#### THE REQUEST:
Check every line of the entries for "text", and copy the lines that hold it.
------------------------------------------------------------
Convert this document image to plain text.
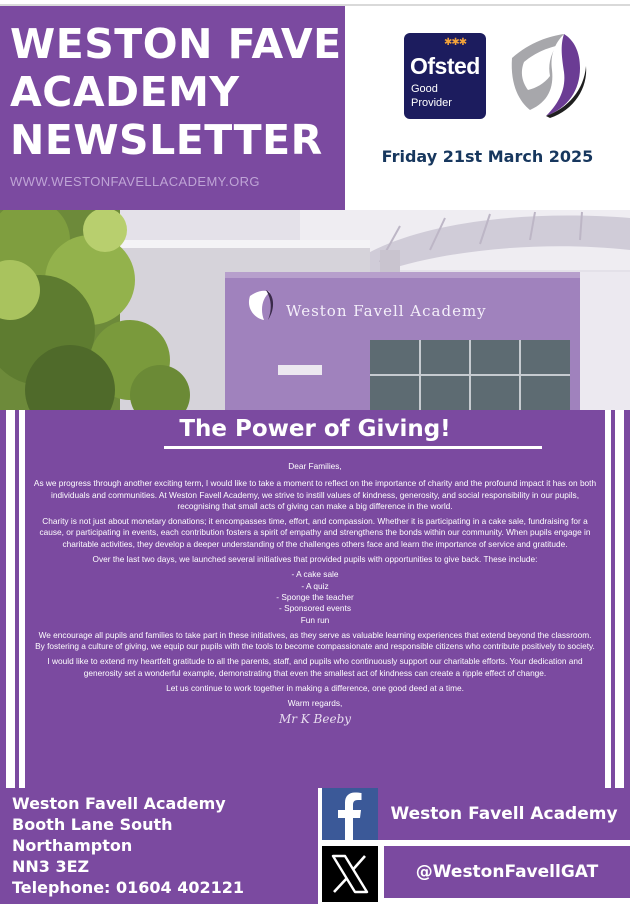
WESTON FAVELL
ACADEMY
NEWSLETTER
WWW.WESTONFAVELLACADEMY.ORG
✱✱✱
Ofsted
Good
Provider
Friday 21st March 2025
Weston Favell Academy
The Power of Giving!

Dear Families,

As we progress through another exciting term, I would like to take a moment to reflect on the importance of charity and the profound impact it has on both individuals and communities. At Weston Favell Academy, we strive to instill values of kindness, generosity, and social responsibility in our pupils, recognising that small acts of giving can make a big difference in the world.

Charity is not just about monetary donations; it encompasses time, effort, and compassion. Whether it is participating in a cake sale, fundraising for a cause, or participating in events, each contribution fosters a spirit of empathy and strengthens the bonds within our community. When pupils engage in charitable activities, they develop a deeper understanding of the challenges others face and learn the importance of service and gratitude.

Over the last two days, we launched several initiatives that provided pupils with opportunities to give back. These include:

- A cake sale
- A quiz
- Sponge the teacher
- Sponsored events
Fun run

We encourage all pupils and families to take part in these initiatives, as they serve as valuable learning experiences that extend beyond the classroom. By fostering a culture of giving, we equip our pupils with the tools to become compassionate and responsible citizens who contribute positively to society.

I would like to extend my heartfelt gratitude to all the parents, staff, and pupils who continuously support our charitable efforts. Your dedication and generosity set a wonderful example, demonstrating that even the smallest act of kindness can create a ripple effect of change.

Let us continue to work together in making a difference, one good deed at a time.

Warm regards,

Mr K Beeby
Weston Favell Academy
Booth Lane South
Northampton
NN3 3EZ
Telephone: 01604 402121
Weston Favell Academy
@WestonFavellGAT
------------------------------------------------------------
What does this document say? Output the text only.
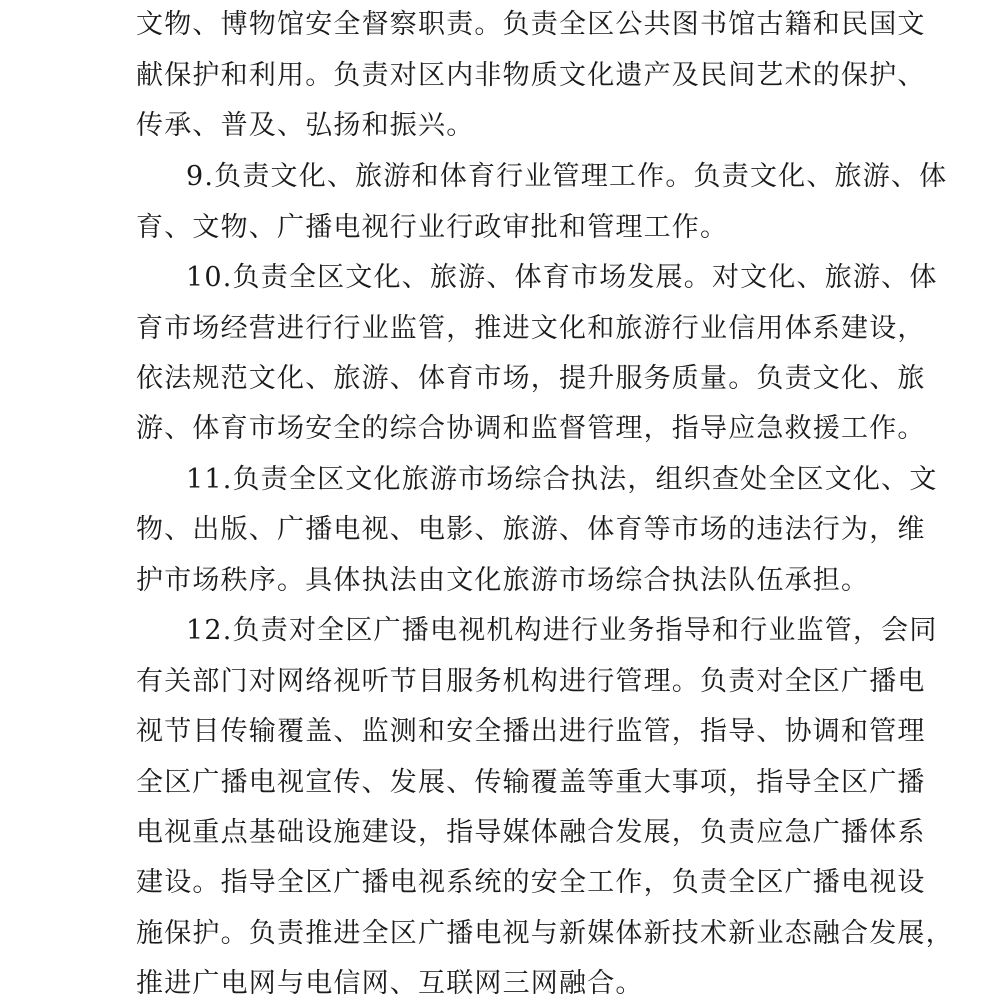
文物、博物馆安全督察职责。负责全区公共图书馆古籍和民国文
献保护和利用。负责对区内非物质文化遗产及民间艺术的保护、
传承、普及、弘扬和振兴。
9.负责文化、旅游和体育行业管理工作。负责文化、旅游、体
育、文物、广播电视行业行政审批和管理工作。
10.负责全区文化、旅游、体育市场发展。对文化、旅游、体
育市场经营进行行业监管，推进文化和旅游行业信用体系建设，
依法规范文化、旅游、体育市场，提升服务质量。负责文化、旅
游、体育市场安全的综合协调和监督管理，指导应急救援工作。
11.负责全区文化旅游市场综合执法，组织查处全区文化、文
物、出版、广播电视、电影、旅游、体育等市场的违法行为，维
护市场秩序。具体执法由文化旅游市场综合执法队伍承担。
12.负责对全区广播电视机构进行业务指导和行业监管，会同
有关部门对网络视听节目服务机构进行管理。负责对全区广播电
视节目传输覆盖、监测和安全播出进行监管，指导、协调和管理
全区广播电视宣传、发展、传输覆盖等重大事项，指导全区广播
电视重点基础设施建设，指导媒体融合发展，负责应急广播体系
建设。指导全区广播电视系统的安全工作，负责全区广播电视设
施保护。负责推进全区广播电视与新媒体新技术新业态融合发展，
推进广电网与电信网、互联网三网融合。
------------------------------------------------------------
#### REPLY TO THE EXERCISE:
Convert this document image to plain text.
What does this document say? Output the text only.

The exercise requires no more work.